(Collected data entries)
[BEGIN]
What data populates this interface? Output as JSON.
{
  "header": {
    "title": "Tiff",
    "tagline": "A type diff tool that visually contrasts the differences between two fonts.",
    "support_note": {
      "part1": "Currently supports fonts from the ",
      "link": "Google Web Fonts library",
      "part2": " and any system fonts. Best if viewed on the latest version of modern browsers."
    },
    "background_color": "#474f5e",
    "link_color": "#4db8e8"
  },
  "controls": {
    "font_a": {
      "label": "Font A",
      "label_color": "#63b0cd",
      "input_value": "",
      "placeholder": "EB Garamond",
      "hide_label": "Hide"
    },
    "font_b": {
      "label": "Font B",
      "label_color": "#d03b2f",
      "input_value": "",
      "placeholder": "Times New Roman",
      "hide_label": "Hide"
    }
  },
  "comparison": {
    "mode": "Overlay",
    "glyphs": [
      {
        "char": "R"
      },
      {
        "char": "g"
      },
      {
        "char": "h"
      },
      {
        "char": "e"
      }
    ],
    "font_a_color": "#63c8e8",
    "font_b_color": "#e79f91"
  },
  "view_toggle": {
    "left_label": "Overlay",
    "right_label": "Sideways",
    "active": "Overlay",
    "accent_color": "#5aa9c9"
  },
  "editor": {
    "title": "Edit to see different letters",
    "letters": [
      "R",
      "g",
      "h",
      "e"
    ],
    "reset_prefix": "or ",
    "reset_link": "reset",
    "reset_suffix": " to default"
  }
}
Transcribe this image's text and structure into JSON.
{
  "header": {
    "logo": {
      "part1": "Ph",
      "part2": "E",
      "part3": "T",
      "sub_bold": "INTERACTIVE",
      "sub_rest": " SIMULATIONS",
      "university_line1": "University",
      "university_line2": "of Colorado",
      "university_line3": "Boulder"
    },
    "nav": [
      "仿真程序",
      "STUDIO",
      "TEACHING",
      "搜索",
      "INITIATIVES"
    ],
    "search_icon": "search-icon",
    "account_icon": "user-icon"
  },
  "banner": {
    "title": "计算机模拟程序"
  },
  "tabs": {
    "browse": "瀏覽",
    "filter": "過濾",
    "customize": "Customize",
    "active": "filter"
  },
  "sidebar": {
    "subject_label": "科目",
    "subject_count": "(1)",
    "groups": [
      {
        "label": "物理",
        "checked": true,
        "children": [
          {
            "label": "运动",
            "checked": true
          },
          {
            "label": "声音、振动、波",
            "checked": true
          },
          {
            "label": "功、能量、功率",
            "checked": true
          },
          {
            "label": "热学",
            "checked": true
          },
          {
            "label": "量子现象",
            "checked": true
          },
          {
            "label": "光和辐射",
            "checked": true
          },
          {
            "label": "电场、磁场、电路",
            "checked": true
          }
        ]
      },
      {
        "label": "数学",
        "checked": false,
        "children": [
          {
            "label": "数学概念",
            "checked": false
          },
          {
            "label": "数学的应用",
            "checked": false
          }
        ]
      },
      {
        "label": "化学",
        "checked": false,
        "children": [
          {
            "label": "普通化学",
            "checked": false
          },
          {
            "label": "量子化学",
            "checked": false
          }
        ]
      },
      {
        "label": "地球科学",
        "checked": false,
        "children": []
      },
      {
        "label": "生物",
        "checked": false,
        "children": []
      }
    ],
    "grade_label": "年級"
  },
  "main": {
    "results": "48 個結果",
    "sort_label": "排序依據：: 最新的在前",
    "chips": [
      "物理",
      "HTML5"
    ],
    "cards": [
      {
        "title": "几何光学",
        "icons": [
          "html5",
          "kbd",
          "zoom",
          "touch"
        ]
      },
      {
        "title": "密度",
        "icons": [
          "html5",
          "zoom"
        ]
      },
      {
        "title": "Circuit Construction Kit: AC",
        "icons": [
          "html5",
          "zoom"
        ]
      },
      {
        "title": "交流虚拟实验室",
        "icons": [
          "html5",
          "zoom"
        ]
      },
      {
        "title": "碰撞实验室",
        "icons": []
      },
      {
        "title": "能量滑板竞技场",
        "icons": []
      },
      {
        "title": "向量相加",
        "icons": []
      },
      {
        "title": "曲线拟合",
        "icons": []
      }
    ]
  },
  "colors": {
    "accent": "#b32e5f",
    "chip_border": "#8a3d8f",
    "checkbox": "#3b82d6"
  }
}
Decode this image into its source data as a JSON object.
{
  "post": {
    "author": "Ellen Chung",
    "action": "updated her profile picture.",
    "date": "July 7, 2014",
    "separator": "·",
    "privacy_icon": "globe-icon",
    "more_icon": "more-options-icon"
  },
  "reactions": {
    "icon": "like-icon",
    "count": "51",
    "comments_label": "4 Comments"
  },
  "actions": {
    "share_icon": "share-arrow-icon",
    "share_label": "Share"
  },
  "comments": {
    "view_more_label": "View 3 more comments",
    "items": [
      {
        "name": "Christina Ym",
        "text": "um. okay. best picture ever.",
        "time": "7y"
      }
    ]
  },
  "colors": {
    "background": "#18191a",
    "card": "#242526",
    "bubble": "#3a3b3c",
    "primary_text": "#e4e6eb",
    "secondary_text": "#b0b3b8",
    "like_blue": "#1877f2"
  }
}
[END]
* [What the task requires]
Each of the records should be retyped exactly.

* [Result of the task]
What data populates this interface? Output as JSON.
{
  "header": {
    "title": "Tiff",
    "tagline": "A type diff tool that visually contrasts the differences between two fonts.",
    "support_note": {
      "part1": "Currently supports fonts from the ",
      "link": "Google Web Fonts library",
      "part2": " and any system fonts. Best if viewed on the latest version of modern browsers."
    },
    "background_color": "#474f5e",
    "link_color": "#4db8e8"
  },
  "controls": {
    "font_a": {
      "label": "Font A",
      "label_color": "#63b0cd",
      "input_value": "",
      "placeholder": "EB Garamond",
      "hide_label": "Hide"
    },
    "font_b": {
      "label": "Font B",
      "label_color": "#d03b2f",
      "input_value": "",
      "placeholder": "Times New Roman",
      "hide_label": "Hide"
    }
  },
  "comparison": {
    "mode": "Overlay",
    "glyphs": [
      {
        "char": "R"
      },
      {
        "char": "g"
      },
      {
        "char": "h"
      },
      {
        "char": "e"
      }
    ],
    "font_a_color": "#63c8e8",
    "font_b_color": "#e79f91"
  },
  "view_toggle": {
    "left_label": "Overlay",
    "right_label": "Sideways",
    "active": "Overlay",
    "accent_color": "#5aa9c9"
  },
  "editor": {
    "title": "Edit to see different letters",
    "letters": [
      "R",
      "g",
      "h",
      "e"
    ],
    "reset_prefix": "or ",
    "reset_link": "reset",
    "reset_suffix": " to default"
  }
}
Transcribe this image's text and structure into JSON.
{
  "header": {
    "logo": {
      "part1": "Ph",
      "part2": "E",
      "part3": "T",
      "sub_bold": "INTERACTIVE",
      "sub_rest": " SIMULATIONS",
      "university_line1": "University",
      "university_line2": "of Colorado",
      "university_line3": "Boulder"
    },
    "nav": [
      "仿真程序",
      "STUDIO",
      "TEACHING",
      "搜索",
      "INITIATIVES"
    ],
    "search_icon": "search-icon",
    "account_icon": "user-icon"
  },
  "banner": {
    "title": "计算机模拟程序"
  },
  "tabs": {
    "browse": "瀏覽",
    "filter": "過濾",
    "customize": "Customize",
    "active": "filter"
  },
  "sidebar": {
    "subject_label": "科目",
    "subject_count": "(1)",
    "groups": [
      {
        "label": "物理",
        "checked": true,
        "children": [
          {
            "label": "运动",
            "checked": true
          },
          {
            "label": "声音、振动、波",
            "checked": true
          },
          {
            "label": "功、能量、功率",
            "checked": true
          },
          {
            "label": "热学",
            "checked": true
          },
          {
            "label": "量子现象",
            "checked": true
          },
          {
            "label": "光和辐射",
            "checked": true
          },
          {
            "label": "电场、磁场、电路",
            "checked": true
          }
        ]
      },
      {
        "label": "数学",
        "checked": false,
        "children": [
          {
            "label": "数学概念",
            "checked": false
          },
          {
            "label": "数学的应用",
            "checked": false
          }
        ]
      },
      {
        "label": "化学",
        "checked": false,
        "children": [
          {
            "label": "普通化学",
            "checked": false
          },
          {
            "label": "量子化学",
            "checked": false
          }
        ]
      },
      {
        "label": "地球科学",
        "checked": false,
        "children": []
      },
      {
        "label": "生物",
        "checked": false,
        "children": []
      }
    ],
    "grade_label": "年級"
  },
  "main": {
    "results": "48 個結果",
    "sort_label": "排序依據：: 最新的在前",
    "chips": [
      "物理",
      "HTML5"
    ],
    "cards": [
      {
        "title": "几何光学",
        "icons": [
          "html5",
          "kbd",
          "zoom",
          "touch"
        ]
      },
      {
        "title": "密度",
        "icons": [
          "html5",
          "zoom"
        ]
      },
      {
        "title": "Circuit Construction Kit: AC",
        "icons": [
          "html5",
          "zoom"
        ]
      },
      {
        "title": "交流虚拟实验室",
        "icons": [
          "html5",
          "zoom"
        ]
      },
      {
        "title": "碰撞实验室",
        "icons": []
      },
      {
        "title": "能量滑板竞技场",
        "icons": []
      },
      {
        "title": "向量相加",
        "icons": []
      },
      {
        "title": "曲线拟合",
        "icons": []
      }
    ]
  },
  "colors": {
    "accent": "#b32e5f",
    "chip_border": "#8a3d8f",
    "checkbox": "#3b82d6"
  }
}
Decode this image into its source data as a JSON object.
{
  "post": {
    "author": "Ellen Chung",
    "action": "updated her profile picture.",
    "date": "July 7, 2014",
    "separator": "·",
    "privacy_icon": "globe-icon",
    "more_icon": "more-options-icon"
  },
  "reactions": {
    "icon": "like-icon",
    "count": "51",
    "comments_label": "4 Comments"
  },
  "actions": {
    "share_icon": "share-arrow-icon",
    "share_label": "Share"
  },
  "comments": {
    "view_more_label": "View 3 more comments",
    "items": [
      {
        "name": "Christina Ym",
        "text": "um. okay. best picture ever.",
        "time": "7y"
      }
    ]
  },
  "colors": {
    "background": "#18191a",
    "card": "#242526",
    "bubble": "#3a3b3c",
    "primary_text": "#e4e6eb",
    "secondary_text": "#b0b3b8",
    "like_blue": "#1877f2"
  }
}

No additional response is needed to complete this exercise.